• _WHAT YOU WILL DO_
Your task is to output the entries below word for word.

-------- EXERCISE MATERIALS --------

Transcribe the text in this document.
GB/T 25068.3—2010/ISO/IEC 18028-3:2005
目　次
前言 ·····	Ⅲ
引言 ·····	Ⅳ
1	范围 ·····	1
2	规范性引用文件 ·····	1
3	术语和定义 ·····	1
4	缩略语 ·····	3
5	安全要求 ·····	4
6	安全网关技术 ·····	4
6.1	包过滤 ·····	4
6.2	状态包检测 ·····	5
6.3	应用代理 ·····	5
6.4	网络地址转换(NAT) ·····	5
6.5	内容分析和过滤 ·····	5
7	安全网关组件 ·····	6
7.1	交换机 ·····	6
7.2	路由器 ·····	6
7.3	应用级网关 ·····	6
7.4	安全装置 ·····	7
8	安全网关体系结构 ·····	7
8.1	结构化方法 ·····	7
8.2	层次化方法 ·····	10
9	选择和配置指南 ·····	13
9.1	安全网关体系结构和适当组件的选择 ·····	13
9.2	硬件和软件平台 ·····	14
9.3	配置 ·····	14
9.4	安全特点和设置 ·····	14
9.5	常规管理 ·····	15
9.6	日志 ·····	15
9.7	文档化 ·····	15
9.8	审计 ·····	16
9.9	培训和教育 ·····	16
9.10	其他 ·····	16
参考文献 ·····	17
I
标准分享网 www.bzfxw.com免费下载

--------

• _SOLUTION TO THE PROBLEM_
Transcribe the text in this document.
GB/T 25068.3—2010/ISO/IEC 18028-3:2005
目　次
前言 ·····	Ⅲ
引言 ·····	Ⅳ
1	范围 ·····	1
2	规范性引用文件 ·····	1
3	术语和定义 ·····	1
4	缩略语 ·····	3
5	安全要求 ·····	4
6	安全网关技术 ·····	4
6.1	包过滤 ·····	4
6.2	状态包检测 ·····	5
6.3	应用代理 ·····	5
6.4	网络地址转换(NAT) ·····	5
6.5	内容分析和过滤 ·····	5
7	安全网关组件 ·····	6
7.1	交换机 ·····	6
7.2	路由器 ·····	6
7.3	应用级网关 ·····	6
7.4	安全装置 ·····	7
8	安全网关体系结构 ·····	7
8.1	结构化方法 ·····	7
8.2	层次化方法 ·····	10
9	选择和配置指南 ·····	13
9.1	安全网关体系结构和适当组件的选择 ·····	13
9.2	硬件和软件平台 ·····	14
9.3	配置 ·····	14
9.4	安全特点和设置 ·····	14
9.5	常规管理 ·····	15
9.6	日志 ·····	15
9.7	文档化 ·····	15
9.8	审计 ·····	16
9.9	培训和教育 ·····	16
9.10	其他 ·····	16
参考文献 ·····	17
I
标准分享网 www.bzfxw.com免费下载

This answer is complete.